Extract the lines that carry the string "объектов" from the listing.

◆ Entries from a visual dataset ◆
——————————

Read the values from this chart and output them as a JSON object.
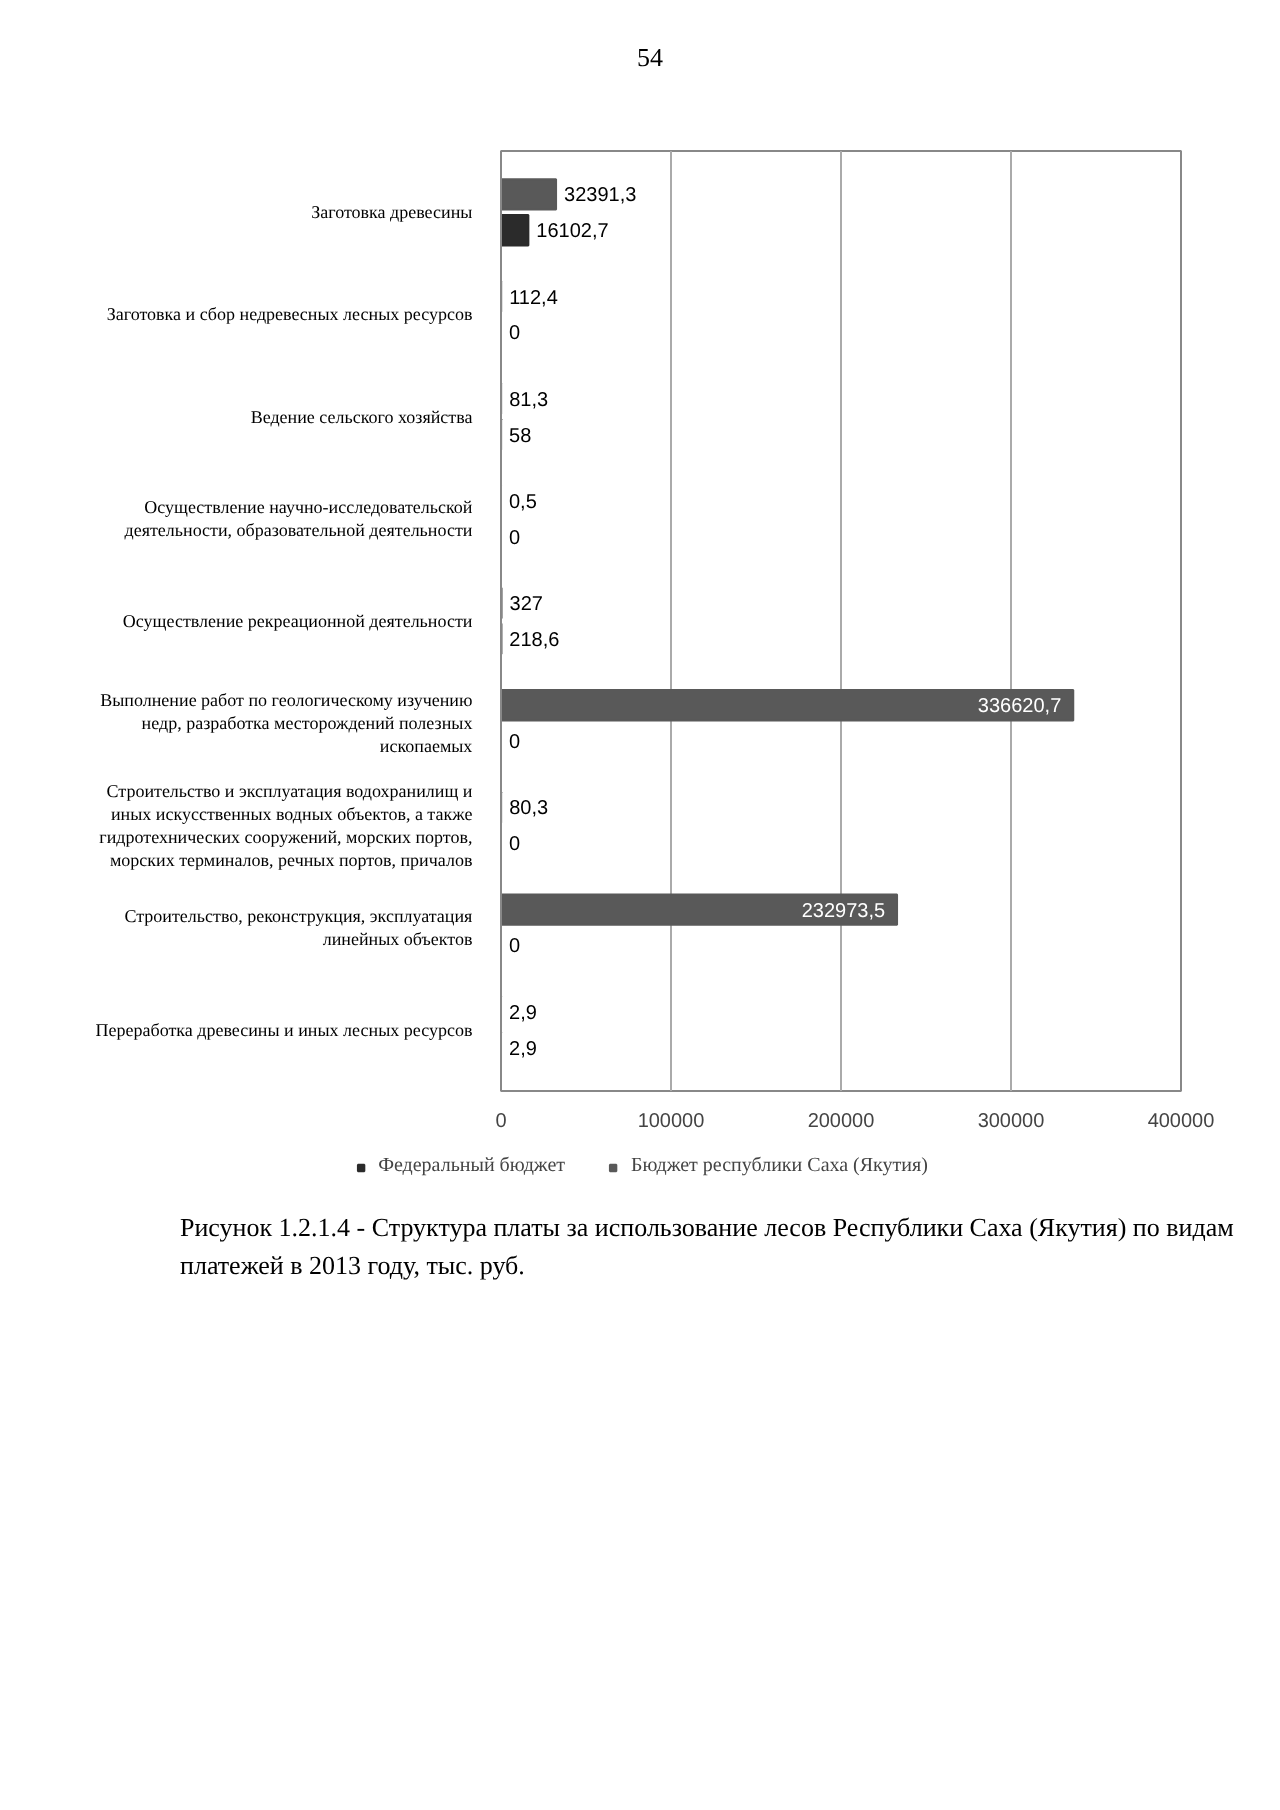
{
  "chart_data": {
    "type": "bar",
    "orientation": "horizontal",
    "categories": [
      "Заготовка древесины",
      "Заготовка и сбор недревесных лесных ресурсов",
      "Ведение сельского хозяйства",
      "Осуществление научно-исследовательской деятельности, образовательной деятельности",
      "Осуществление рекреационной деятельности",
      "Выполнение работ по геологическому изучению недр, разработка месторождений полезных ископаемых",
      "Строительство и эксплуатация водохранилищ и иных искусственных водных объектов, а также гидротехнических сооружений, морских портов, морских терминалов, речных портов, причалов",
      "Строительство, реконструкция, эксплуатация линейных объектов",
      "Переработка древесины и иных лесных ресурсов"
    ],
    "series": [
      {
        "name": "Федеральный бюджет",
        "color": "#2b2b2b",
        "values": [
          16102.7,
          0,
          58,
          0,
          218.6,
          0,
          0,
          0,
          2.9
        ],
        "value_labels": [
          "16102,7",
          "0",
          "58",
          "0",
          "218,6",
          "0",
          "0",
          "0",
          "2,9"
        ]
      },
      {
        "name": "Бюджет республики Саха (Якутия)",
        "color": "#595959",
        "values": [
          32391.3,
          112.4,
          81.3,
          0.5,
          327,
          336620.7,
          80.3,
          232973.5,
          2.9
        ],
        "value_labels": [
          "32391,3",
          "112,4",
          "81,3",
          "0,5",
          "327",
          "336620,7",
          "80,3",
          "232973,5",
          "2,9"
        ]
      }
    ],
    "xlim": [
      0,
      400000
    ],
    "xticks": [
      0,
      100000,
      200000,
      300000,
      400000
    ],
    "grid": "x",
    "legend": "bottom",
    "annotations": [
      "54",
      "Рисунок 1.2.1.4 - Структура платы за использование лесов Республики Саха (Якутия) по видам платежей в 2013 году, тыс. руб."
    ]
  }
}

——————————

◆ Output ◆
      "Строительство и эксплуатация водохранилищ и иных искусственных водных объектов, а также гидротехнических сооружений, морских портов, морских терминалов, речных портов, причалов",
      "Строительство, реконструкция, эксплуатация линейных объектов",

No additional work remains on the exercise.